[START Provided information]
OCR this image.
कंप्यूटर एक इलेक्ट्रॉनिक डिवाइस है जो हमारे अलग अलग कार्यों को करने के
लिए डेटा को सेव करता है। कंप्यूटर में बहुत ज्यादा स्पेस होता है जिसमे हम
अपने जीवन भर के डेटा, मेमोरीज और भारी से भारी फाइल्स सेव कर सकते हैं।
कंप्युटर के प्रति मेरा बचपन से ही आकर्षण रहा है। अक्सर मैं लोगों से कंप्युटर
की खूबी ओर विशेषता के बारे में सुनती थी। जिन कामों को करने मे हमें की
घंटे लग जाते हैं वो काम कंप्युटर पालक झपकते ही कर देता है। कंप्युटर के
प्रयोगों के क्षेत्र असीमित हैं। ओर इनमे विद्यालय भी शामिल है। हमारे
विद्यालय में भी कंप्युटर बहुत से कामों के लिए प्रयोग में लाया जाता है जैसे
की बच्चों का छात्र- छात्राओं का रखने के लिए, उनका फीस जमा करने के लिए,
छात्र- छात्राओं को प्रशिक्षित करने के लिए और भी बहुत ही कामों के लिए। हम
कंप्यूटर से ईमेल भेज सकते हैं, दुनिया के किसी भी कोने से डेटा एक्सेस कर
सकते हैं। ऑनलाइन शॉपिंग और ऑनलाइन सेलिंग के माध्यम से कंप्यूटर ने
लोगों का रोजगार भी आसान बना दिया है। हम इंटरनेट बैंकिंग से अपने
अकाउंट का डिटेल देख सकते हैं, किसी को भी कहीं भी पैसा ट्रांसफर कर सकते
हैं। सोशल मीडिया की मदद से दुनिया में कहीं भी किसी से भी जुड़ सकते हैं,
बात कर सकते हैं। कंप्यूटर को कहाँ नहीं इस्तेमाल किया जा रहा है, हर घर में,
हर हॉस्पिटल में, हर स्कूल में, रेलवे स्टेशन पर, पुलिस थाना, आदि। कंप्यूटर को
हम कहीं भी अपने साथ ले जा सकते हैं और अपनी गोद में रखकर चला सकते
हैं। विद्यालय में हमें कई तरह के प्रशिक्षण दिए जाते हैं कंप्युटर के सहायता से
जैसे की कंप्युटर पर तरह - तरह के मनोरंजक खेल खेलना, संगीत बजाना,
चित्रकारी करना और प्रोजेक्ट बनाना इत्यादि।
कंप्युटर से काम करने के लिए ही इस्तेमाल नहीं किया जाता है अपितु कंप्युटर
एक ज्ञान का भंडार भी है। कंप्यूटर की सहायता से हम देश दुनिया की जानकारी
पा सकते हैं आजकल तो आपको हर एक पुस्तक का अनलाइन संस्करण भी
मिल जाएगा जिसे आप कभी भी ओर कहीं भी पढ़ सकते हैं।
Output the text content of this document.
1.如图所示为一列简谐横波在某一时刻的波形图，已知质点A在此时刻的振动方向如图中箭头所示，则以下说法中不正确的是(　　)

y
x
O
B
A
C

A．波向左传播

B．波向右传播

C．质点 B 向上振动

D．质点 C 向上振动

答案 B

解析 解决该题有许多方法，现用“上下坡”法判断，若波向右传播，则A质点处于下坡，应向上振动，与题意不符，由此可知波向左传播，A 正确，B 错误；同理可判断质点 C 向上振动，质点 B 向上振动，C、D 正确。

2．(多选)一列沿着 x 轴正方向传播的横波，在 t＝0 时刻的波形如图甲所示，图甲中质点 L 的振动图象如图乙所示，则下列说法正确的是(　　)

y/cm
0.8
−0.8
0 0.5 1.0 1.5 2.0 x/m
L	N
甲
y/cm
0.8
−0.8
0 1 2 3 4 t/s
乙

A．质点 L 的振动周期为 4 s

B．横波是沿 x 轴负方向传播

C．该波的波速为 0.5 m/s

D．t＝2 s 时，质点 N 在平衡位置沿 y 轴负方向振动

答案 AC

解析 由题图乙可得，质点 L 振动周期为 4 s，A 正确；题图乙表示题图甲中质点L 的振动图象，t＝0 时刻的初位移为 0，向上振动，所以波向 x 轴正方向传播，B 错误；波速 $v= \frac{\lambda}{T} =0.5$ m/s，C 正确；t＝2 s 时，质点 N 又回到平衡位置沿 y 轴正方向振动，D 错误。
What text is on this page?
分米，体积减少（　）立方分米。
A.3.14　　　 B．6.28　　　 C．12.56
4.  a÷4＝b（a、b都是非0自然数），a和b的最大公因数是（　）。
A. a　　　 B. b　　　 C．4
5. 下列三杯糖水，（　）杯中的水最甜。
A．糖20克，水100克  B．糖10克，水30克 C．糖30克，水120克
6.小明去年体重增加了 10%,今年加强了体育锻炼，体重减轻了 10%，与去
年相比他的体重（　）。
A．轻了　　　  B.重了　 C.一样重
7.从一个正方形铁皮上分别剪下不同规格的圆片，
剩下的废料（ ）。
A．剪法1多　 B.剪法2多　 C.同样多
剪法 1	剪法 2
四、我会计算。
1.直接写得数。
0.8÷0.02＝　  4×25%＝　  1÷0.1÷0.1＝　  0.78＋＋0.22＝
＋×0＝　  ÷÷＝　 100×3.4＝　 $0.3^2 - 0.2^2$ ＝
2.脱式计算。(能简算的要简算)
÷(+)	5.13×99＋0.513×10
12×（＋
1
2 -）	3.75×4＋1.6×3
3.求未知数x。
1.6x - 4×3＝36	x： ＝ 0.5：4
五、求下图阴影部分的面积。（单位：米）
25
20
[END Provided information]
__Exercise__
Go through the entries and return each line where the word "向上振动" appears.

__Answer for this exercise__
C．质点 B 向上振动
D．质点 C 向上振动
解析 解决该题有许多方法，现用“上下坡”法判断，若波向右传播，则A质点处于下坡，应向上振动，与题意不符，由此可知波向左传播，A 正确，B 错误；同理可判断质点 C 向上振动，质点 B 向上振动，C、D 正确。
解析 由题图乙可得，质点 L 振动周期为 4 s，A 正确；题图乙表示题图甲中质点L 的振动图象，t＝0 时刻的初位移为 0，向上振动，所以波向 x 轴正方向传播，B 错误；波速 $v= \frac{\lambda}{T} =0.5$ m/s，C 正确；t＝2 s 时，质点 N 又回到平衡位置沿 y 轴正方向振动，D 错误。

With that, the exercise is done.